REQUIRED TASK = Write out every single entry exactly.

Recorded data:
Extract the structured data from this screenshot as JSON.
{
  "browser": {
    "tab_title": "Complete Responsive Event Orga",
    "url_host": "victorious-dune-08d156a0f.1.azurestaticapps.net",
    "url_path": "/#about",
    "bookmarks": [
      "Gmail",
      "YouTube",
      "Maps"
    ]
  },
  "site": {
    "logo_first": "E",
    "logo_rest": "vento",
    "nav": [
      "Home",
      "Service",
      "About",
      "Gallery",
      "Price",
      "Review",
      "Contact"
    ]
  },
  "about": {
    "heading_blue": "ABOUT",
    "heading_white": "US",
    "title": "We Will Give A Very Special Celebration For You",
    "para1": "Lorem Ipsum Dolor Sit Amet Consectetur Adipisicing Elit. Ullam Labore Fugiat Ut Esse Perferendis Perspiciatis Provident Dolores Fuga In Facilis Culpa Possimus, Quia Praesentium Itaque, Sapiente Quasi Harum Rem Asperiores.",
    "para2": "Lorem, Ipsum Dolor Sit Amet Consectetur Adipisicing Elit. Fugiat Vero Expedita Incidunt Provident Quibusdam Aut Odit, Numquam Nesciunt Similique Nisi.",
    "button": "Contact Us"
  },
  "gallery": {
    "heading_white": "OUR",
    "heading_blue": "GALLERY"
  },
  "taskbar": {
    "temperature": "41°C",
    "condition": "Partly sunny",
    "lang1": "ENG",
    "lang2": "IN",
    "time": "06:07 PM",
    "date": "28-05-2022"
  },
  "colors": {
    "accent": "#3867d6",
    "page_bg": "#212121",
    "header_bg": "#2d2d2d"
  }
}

TASK OUTPUT =
Extract the structured data from this screenshot as JSON.
{
  "browser": {
    "tab_title": "Complete Responsive Event Orga",
    "url_host": "victorious-dune-08d156a0f.1.azurestaticapps.net",
    "url_path": "/#about",
    "bookmarks": [
      "Gmail",
      "YouTube",
      "Maps"
    ]
  },
  "site": {
    "logo_first": "E",
    "logo_rest": "vento",
    "nav": [
      "Home",
      "Service",
      "About",
      "Gallery",
      "Price",
      "Review",
      "Contact"
    ]
  },
  "about": {
    "heading_blue": "ABOUT",
    "heading_white": "US",
    "title": "We Will Give A Very Special Celebration For You",
    "para1": "Lorem Ipsum Dolor Sit Amet Consectetur Adipisicing Elit. Ullam Labore Fugiat Ut Esse Perferendis Perspiciatis Provident Dolores Fuga In Facilis Culpa Possimus, Quia Praesentium Itaque, Sapiente Quasi Harum Rem Asperiores.",
    "para2": "Lorem, Ipsum Dolor Sit Amet Consectetur Adipisicing Elit. Fugiat Vero Expedita Incidunt Provident Quibusdam Aut Odit, Numquam Nesciunt Similique Nisi.",
    "button": "Contact Us"
  },
  "gallery": {
    "heading_white": "OUR",
    "heading_blue": "GALLERY"
  },
  "taskbar": {
    "temperature": "41°C",
    "condition": "Partly sunny",
    "lang1": "ENG",
    "lang2": "IN",
    "time": "06:07 PM",
    "date": "28-05-2022"
  },
  "colors": {
    "accent": "#3867d6",
    "page_bg": "#212121",
    "header_bg": "#2d2d2d"
  }
}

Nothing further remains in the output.